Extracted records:
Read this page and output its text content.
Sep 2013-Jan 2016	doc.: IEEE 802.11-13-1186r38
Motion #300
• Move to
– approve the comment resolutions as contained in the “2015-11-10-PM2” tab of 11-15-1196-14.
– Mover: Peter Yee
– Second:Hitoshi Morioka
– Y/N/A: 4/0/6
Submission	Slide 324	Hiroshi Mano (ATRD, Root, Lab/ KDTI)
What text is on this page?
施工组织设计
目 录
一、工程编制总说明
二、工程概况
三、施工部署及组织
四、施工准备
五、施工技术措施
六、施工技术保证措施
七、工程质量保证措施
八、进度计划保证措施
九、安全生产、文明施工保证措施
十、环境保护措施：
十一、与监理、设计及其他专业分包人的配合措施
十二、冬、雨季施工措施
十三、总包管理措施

• **Aim**
Give back the whole listing exactly as it reads.

• **Output of the task**
Read this page and output its text content.
Sep 2013-Jan 2016	doc.: IEEE 802.11-13-1186r38
Motion #300
• Move to
– approve the comment resolutions as contained in the “2015-11-10-PM2” tab of 11-15-1196-14.
– Mover: Peter Yee
– Second:Hitoshi Morioka
– Y/N/A: 4/0/6
Submission	Slide 324	Hiroshi Mano (ATRD, Root, Lab/ KDTI)
What text is on this page?
施工组织设计
目 录
一、工程编制总说明
二、工程概况
三、施工部署及组织
四、施工准备
五、施工技术措施
六、施工技术保证措施
七、工程质量保证措施
八、进度计划保证措施
九、安全生产、文明施工保证措施
十、环境保护措施：
十一、与监理、设计及其他专业分包人的配合措施
十二、冬、雨季施工措施
十三、总包管理措施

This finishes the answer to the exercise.